- **Short exercise**
Determine how many lines of the records include "呷浪之鳞", and answer with the number alone.

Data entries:
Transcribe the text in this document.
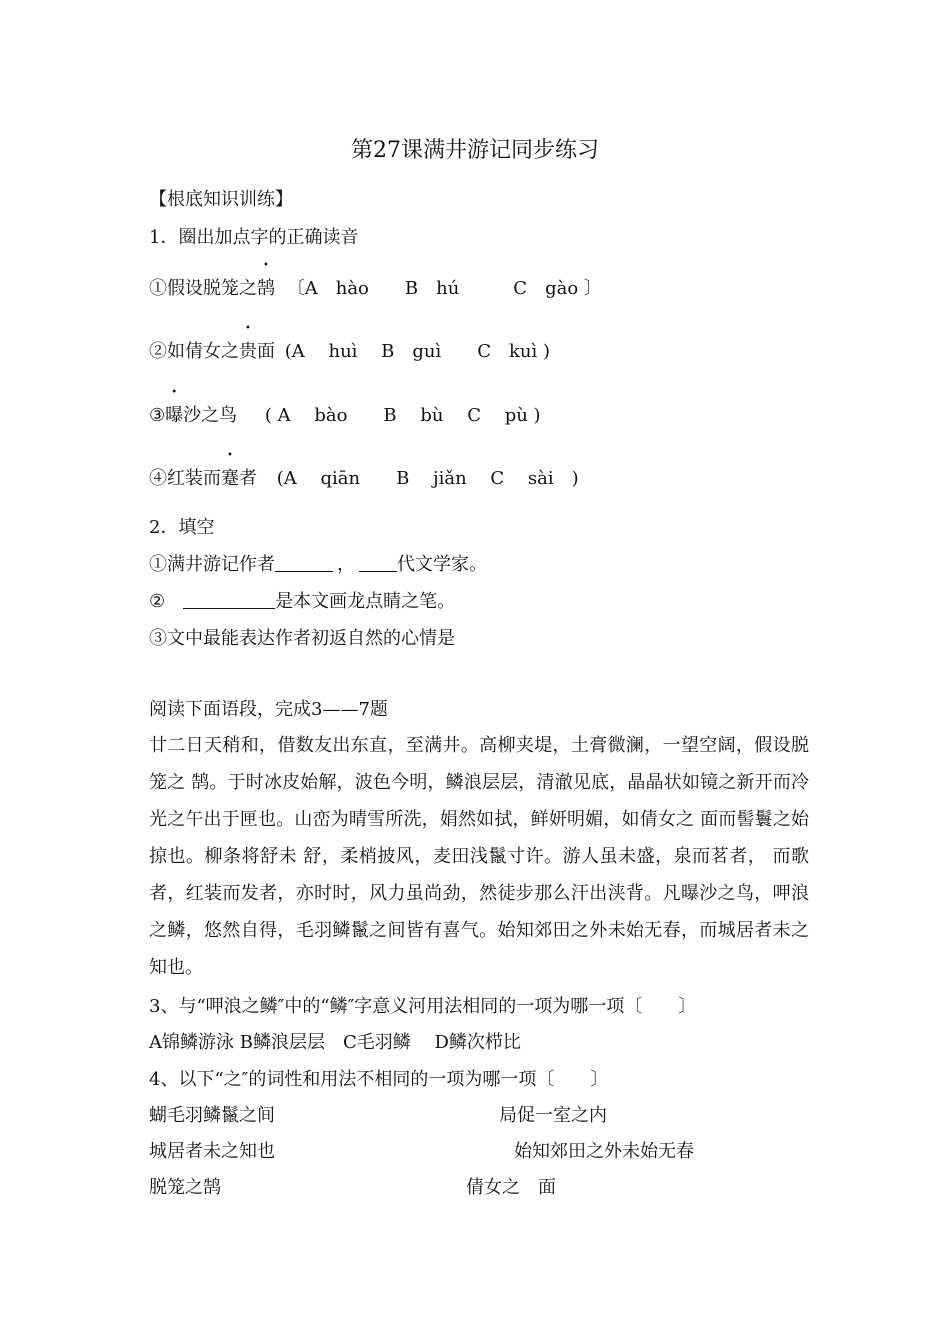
第27课满井游记同步练习
【根底知识训练】
1．圈出加点字的正确读音
①假设脱笼之鹄 〔A　hào　　B　hú　　　C　gào 〕
②如倩女之贵面 (A　 huì　 B　guì　　C　kuì )
③曝沙之鸟 ( A　 bào　　B　 bù　 C　 pù )
④红装而蹇者 (A　 qiān　　B　 jiǎn　 C　 sài　)
2．填空
①满井游记作者	， 代文学家。
②	是本文画龙点睛之笔。
③文中最能表达作者初返自然的心情是
阅读下面语段，完成3——7题
廿二日天稍和，借数友出东直，至满井。高柳夹堤，土膏微澜，一望空阔，假设脱笼之 鹄。于时冰皮始解，波色今明，鳞浪层层，清澈见底，晶晶状如镜之新开而冷光之午出于匣也。山峦为晴雪所洗，娟然如拭，鲜妍明媚，如倩女之 面而髻鬟之始掠也。柳条将舒未 舒，柔梢披风，麦田浅鬣寸许。游人虽未盛，泉而茗者， 而歌者，红装而发者，亦时时，风力虽尚劲，然徒步那么汗出浃背。凡曝沙之鸟，呷浪之鳞，悠然自得，毛羽鳞鬣之间皆有喜气。始知郊田之外未始无春，而城居者未之知也。
3、与“呷浪之鳞″中的“鳞″字意义河用法相同的一项为哪一项〔　　〕
A锦鳞游泳 B鳞浪层层　C毛羽鳞　 D鳞次栉比
4、以下“之″的词性和用法不相同的一项为哪一项〔　　〕
蝴毛羽鳞鬣之间	局促一室之内
城居者未之知也	始知郊田之外未始无春
脱笼之鹄	倩女之　面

- **Written solution**
2